EXERCISE OBJECTIVE: Below is a block of records: output all of them exactly and leave out the pictures.

RECORDS FOR THE EXERCISE:

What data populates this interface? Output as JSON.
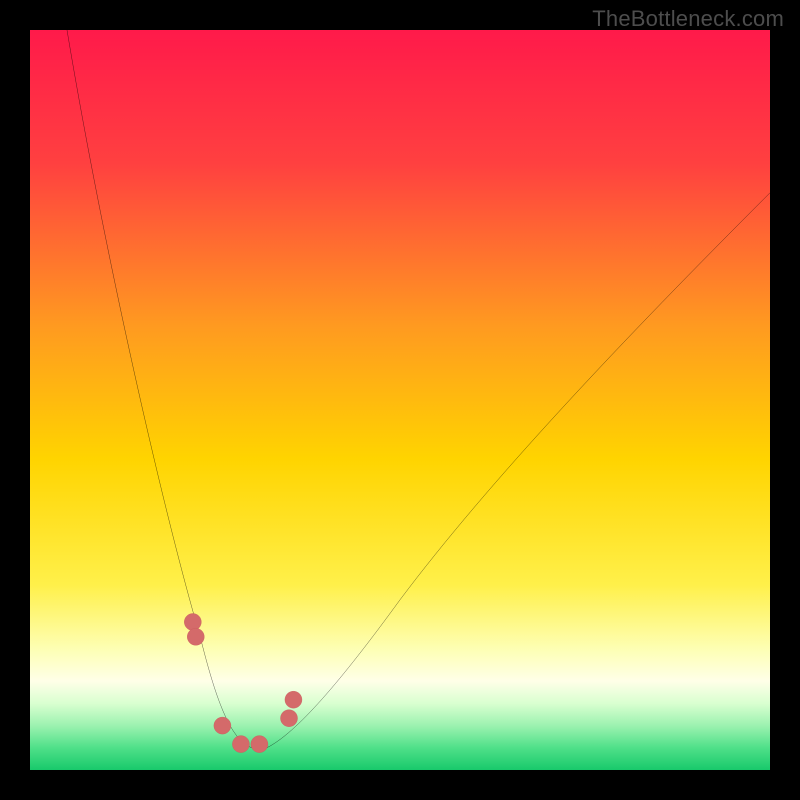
{
  "watermark": "TheBottleneck.com",
  "colors": {
    "frame": "#000000",
    "gradient_top": "#ff1a4a",
    "gradient_mid_upper": "#ff7a2a",
    "gradient_mid": "#ffd400",
    "gradient_mid_lower": "#fff59a",
    "gradient_band_pale": "#ffffe0",
    "gradient_lower_green1": "#c8f7c5",
    "gradient_lower_green2": "#66e28a",
    "gradient_bottom": "#18c96b",
    "curve_stroke": "#000000",
    "marker_fill": "#d46a6a"
  },
  "chart_data": {
    "type": "line",
    "title": "",
    "xlabel": "",
    "ylabel": "",
    "xlim": [
      0,
      100
    ],
    "ylim": [
      100,
      0
    ],
    "note": "axes_not_labeled_in_source_image; values are visual estimates on a 0-100 scale",
    "series": [
      {
        "name": "bottleneck-curve",
        "x": [
          5,
          8,
          11,
          14,
          17,
          20,
          23,
          25,
          27,
          29,
          30,
          32,
          35,
          40,
          47,
          55,
          63,
          72,
          82,
          92,
          100
        ],
        "y": [
          0,
          18,
          34,
          48,
          60,
          70,
          79,
          85,
          90,
          94,
          97,
          97,
          94,
          88,
          80,
          70,
          60,
          50,
          40,
          30,
          22
        ]
      },
      {
        "name": "markers",
        "x": [
          22.0,
          22.4,
          26.0,
          28.5,
          31.0,
          35.0,
          35.6
        ],
        "y": [
          80.0,
          82.0,
          94.0,
          96.5,
          96.5,
          93.0,
          90.5
        ]
      }
    ]
  }
}
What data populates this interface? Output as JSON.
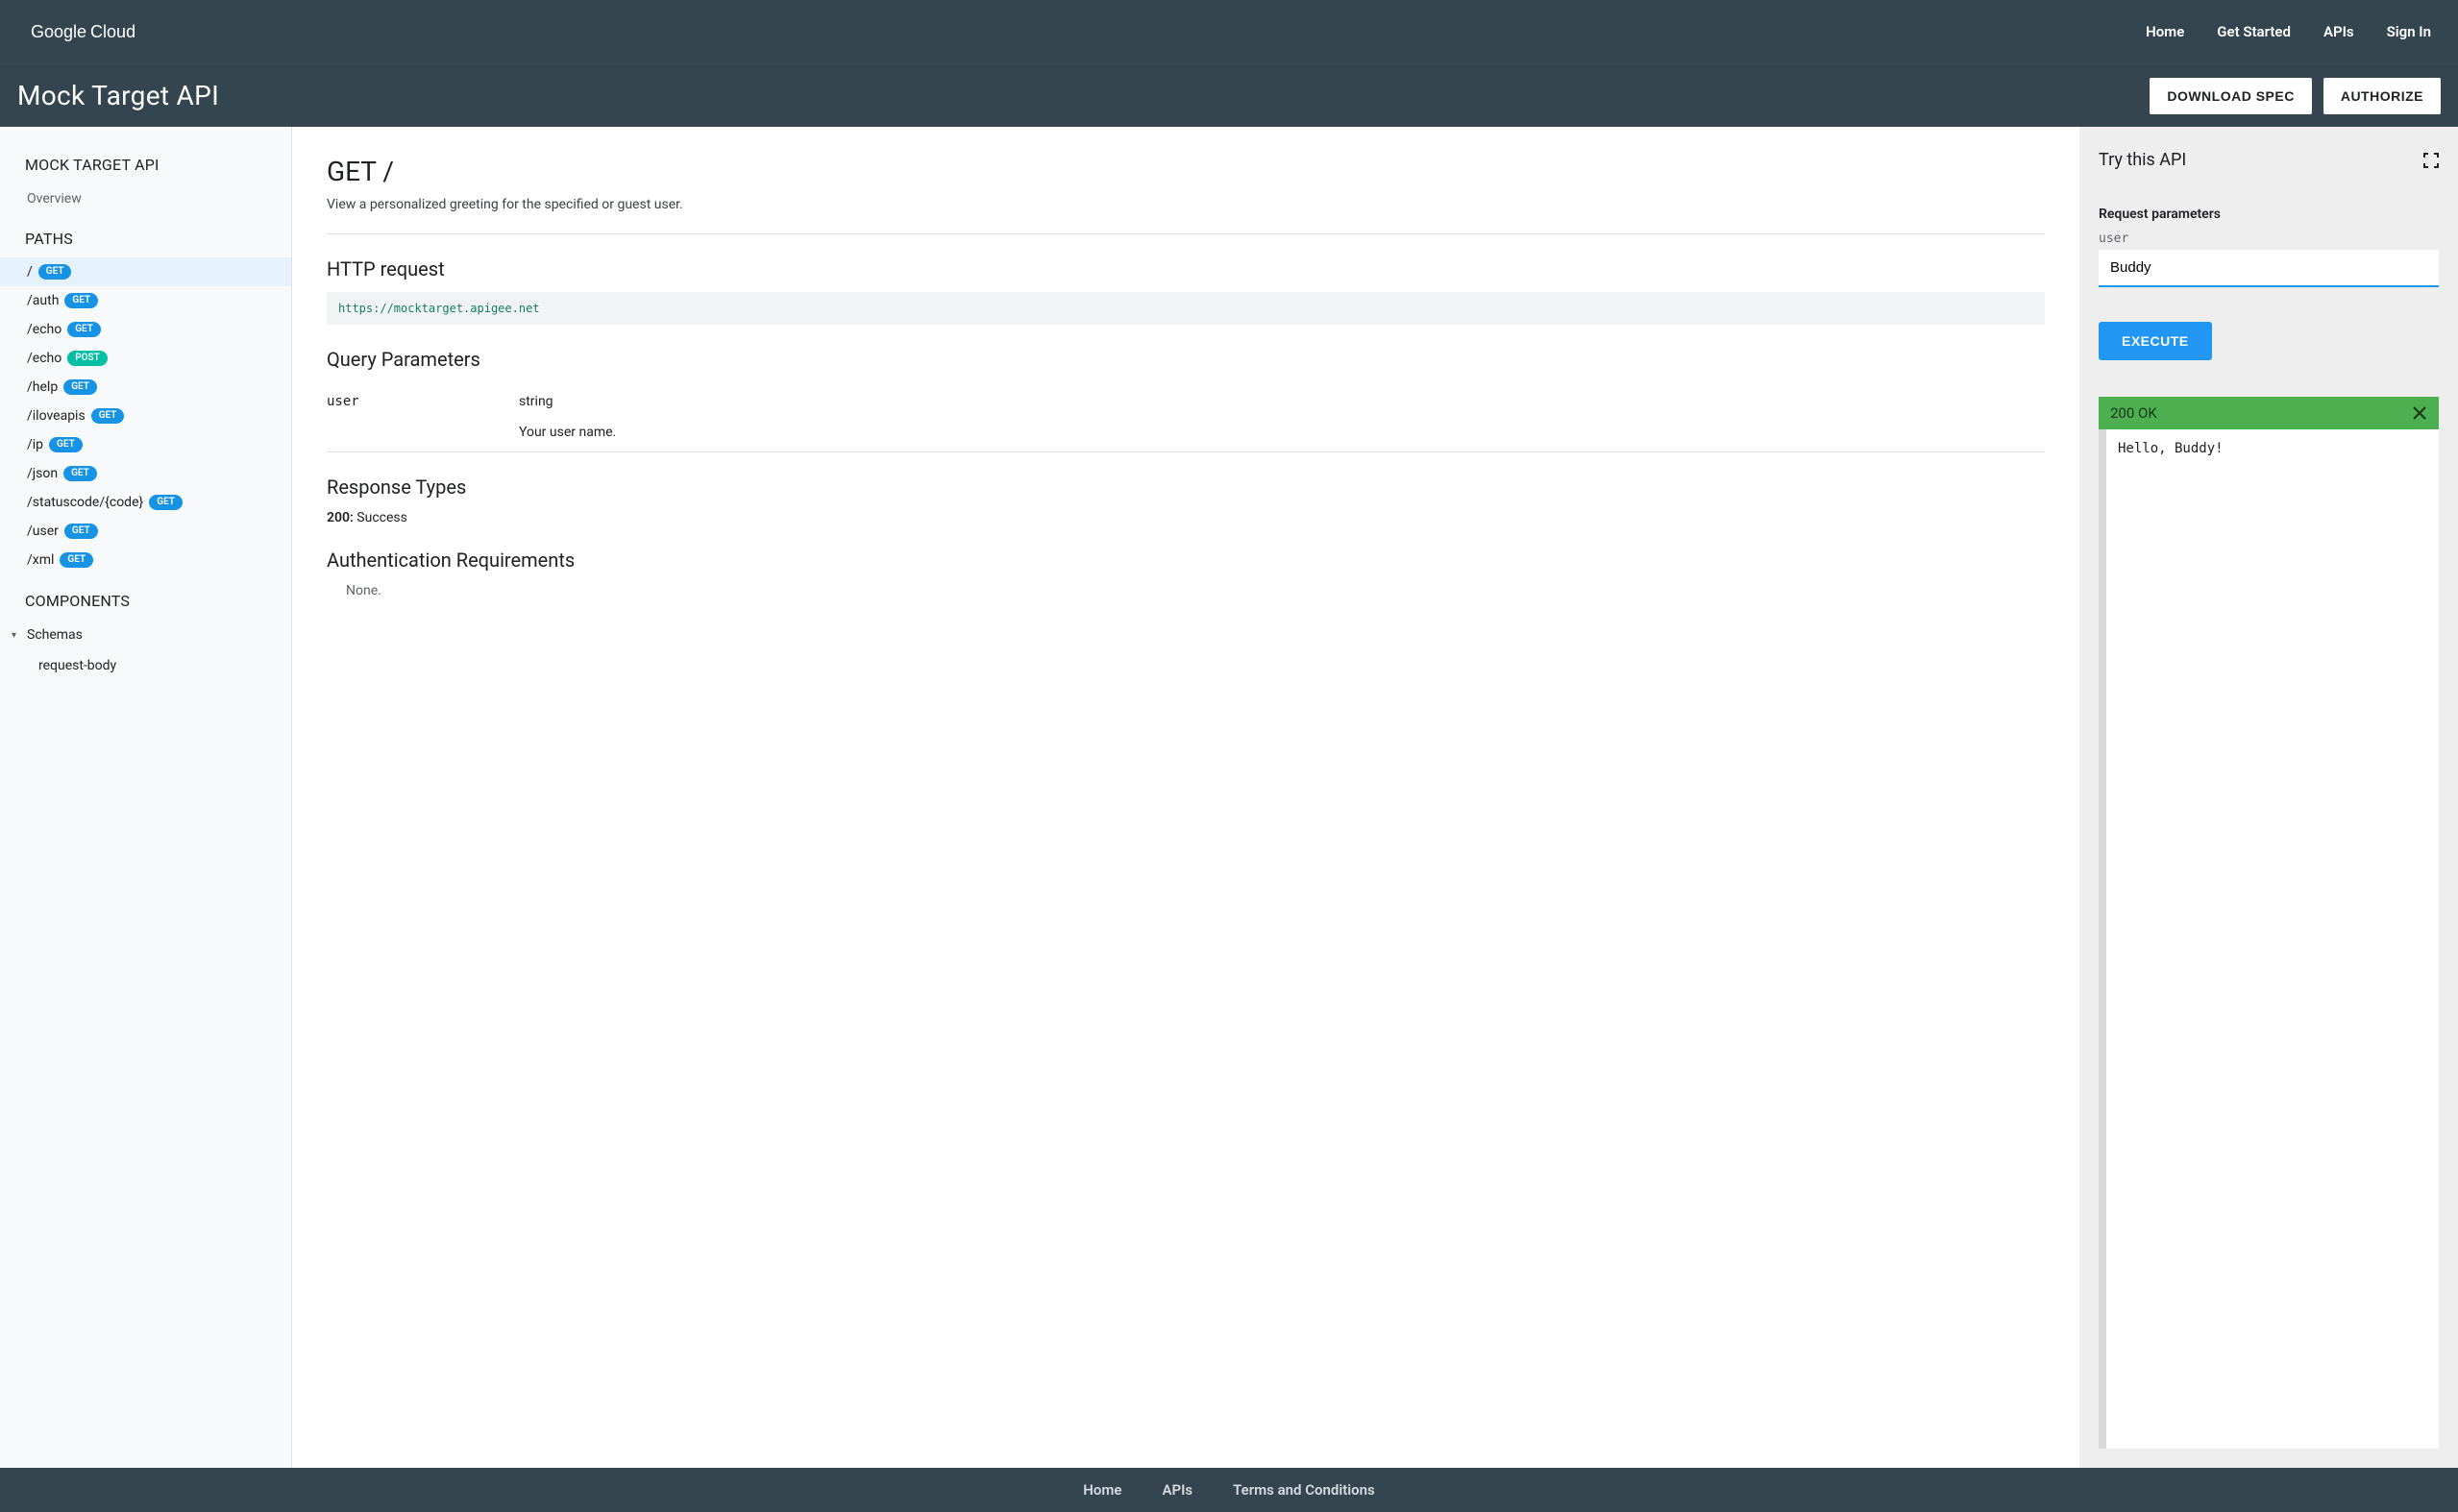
{
  "topnav": {
    "logo_product": "Google",
    "logo_suffix": "Cloud",
    "links": [
      "Home",
      "Get Started",
      "APIs",
      "Sign In"
    ]
  },
  "subheader": {
    "title": "Mock Target API",
    "download": "DOWNLOAD SPEC",
    "authorize": "AUTHORIZE"
  },
  "sidebar": {
    "section_api": "MOCK TARGET API",
    "overview": "Overview",
    "section_paths": "PATHS",
    "paths": [
      {
        "path": "/",
        "method": "GET",
        "active": true
      },
      {
        "path": "/auth",
        "method": "GET",
        "active": false
      },
      {
        "path": "/echo",
        "method": "GET",
        "active": false
      },
      {
        "path": "/echo",
        "method": "POST",
        "active": false
      },
      {
        "path": "/help",
        "method": "GET",
        "active": false
      },
      {
        "path": "/iloveapis",
        "method": "GET",
        "active": false
      },
      {
        "path": "/ip",
        "method": "GET",
        "active": false
      },
      {
        "path": "/json",
        "method": "GET",
        "active": false
      },
      {
        "path": "/statuscode/{code}",
        "method": "GET",
        "active": false
      },
      {
        "path": "/user",
        "method": "GET",
        "active": false
      },
      {
        "path": "/xml",
        "method": "GET",
        "active": false
      }
    ],
    "section_components": "COMPONENTS",
    "schemas_label": "Schemas",
    "schemas_children": [
      "request-body"
    ]
  },
  "main": {
    "title": "GET /",
    "description": "View a personalized greeting for the specified or guest user.",
    "http_request_label": "HTTP request",
    "http_request_url": "https://mocktarget.apigee.net",
    "query_params_label": "Query Parameters",
    "query_params": [
      {
        "name": "user",
        "type": "string",
        "desc": "Your user name."
      }
    ],
    "response_types_label": "Response Types",
    "response_types": [
      {
        "code": "200:",
        "desc": "Success"
      }
    ],
    "auth_label": "Authentication Requirements",
    "auth_value": "None."
  },
  "trypanel": {
    "title": "Try this API",
    "request_params_label": "Request parameters",
    "param_name": "user",
    "param_value": "Buddy",
    "execute": "EXECUTE",
    "status": "200 OK",
    "body": "Hello, Buddy!"
  },
  "footer": {
    "links": [
      "Home",
      "APIs",
      "Terms and Conditions"
    ]
  }
}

COMPLETED TASK:
What data populates this interface? Output as JSON.
{
  "watermark": "TheBottleneck.com",
  "colors": {
    "frame": "#000000",
    "gradient_top": "#ff1a4a",
    "gradient_mid_upper": "#ff7a2a",
    "gradient_mid": "#ffd400",
    "gradient_mid_lower": "#fff59a",
    "gradient_band_pale": "#ffffe0",
    "gradient_lower_green1": "#c8f7c5",
    "gradient_lower_green2": "#66e28a",
    "gradient_bottom": "#18c96b",
    "curve_stroke": "#000000",
    "marker_fill": "#d46a6a"
  },
  "chart_data": {
    "type": "line",
    "title": "",
    "xlabel": "",
    "ylabel": "",
    "xlim": [
      0,
      100
    ],
    "ylim": [
      100,
      0
    ],
    "note": "axes_not_labeled_in_source_image; values are visual estimates on a 0-100 scale",
    "series": [
      {
        "name": "bottleneck-curve",
        "x": [
          5,
          8,
          11,
          14,
          17,
          20,
          23,
          25,
          27,
          29,
          30,
          32,
          35,
          40,
          47,
          55,
          63,
          72,
          82,
          92,
          100
        ],
        "y": [
          0,
          18,
          34,
          48,
          60,
          70,
          79,
          85,
          90,
          94,
          97,
          97,
          94,
          88,
          80,
          70,
          60,
          50,
          40,
          30,
          22
        ]
      },
      {
        "name": "markers",
        "x": [
          22.0,
          22.4,
          26.0,
          28.5,
          31.0,
          35.0,
          35.6
        ],
        "y": [
          80.0,
          82.0,
          94.0,
          96.5,
          96.5,
          93.0,
          90.5
        ]
      }
    ]
  }
}
What data populates this interface? Output as JSON.
{
  "topnav": {
    "logo_product": "Google",
    "logo_suffix": "Cloud",
    "links": [
      "Home",
      "Get Started",
      "APIs",
      "Sign In"
    ]
  },
  "subheader": {
    "title": "Mock Target API",
    "download": "DOWNLOAD SPEC",
    "authorize": "AUTHORIZE"
  },
  "sidebar": {
    "section_api": "MOCK TARGET API",
    "overview": "Overview",
    "section_paths": "PATHS",
    "paths": [
      {
        "path": "/",
        "method": "GET",
        "active": true
      },
      {
        "path": "/auth",
        "method": "GET",
        "active": false
      },
      {
        "path": "/echo",
        "method": "GET",
        "active": false
      },
      {
        "path": "/echo",
        "method": "POST",
        "active": false
      },
      {
        "path": "/help",
        "method": "GET",
        "active": false
      },
      {
        "path": "/iloveapis",
        "method": "GET",
        "active": false
      },
      {
        "path": "/ip",
        "method": "GET",
        "active": false
      },
      {
        "path": "/json",
        "method": "GET",
        "active": false
      },
      {
        "path": "/statuscode/{code}",
        "method": "GET",
        "active": false
      },
      {
        "path": "/user",
        "method": "GET",
        "active": false
      },
      {
        "path": "/xml",
        "method": "GET",
        "active": false
      }
    ],
    "section_components": "COMPONENTS",
    "schemas_label": "Schemas",
    "schemas_children": [
      "request-body"
    ]
  },
  "main": {
    "title": "GET /",
    "description": "View a personalized greeting for the specified or guest user.",
    "http_request_label": "HTTP request",
    "http_request_url": "https://mocktarget.apigee.net",
    "query_params_label": "Query Parameters",
    "query_params": [
      {
        "name": "user",
        "type": "string",
        "desc": "Your user name."
      }
    ],
    "response_types_label": "Response Types",
    "response_types": [
      {
        "code": "200:",
        "desc": "Success"
      }
    ],
    "auth_label": "Authentication Requirements",
    "auth_value": "None."
  },
  "trypanel": {
    "title": "Try this API",
    "request_params_label": "Request parameters",
    "param_name": "user",
    "param_value": "Buddy",
    "execute": "EXECUTE",
    "status": "200 OK",
    "body": "Hello, Buddy!"
  },
  "footer": {
    "links": [
      "Home",
      "APIs",
      "Terms and Conditions"
    ]
  }
}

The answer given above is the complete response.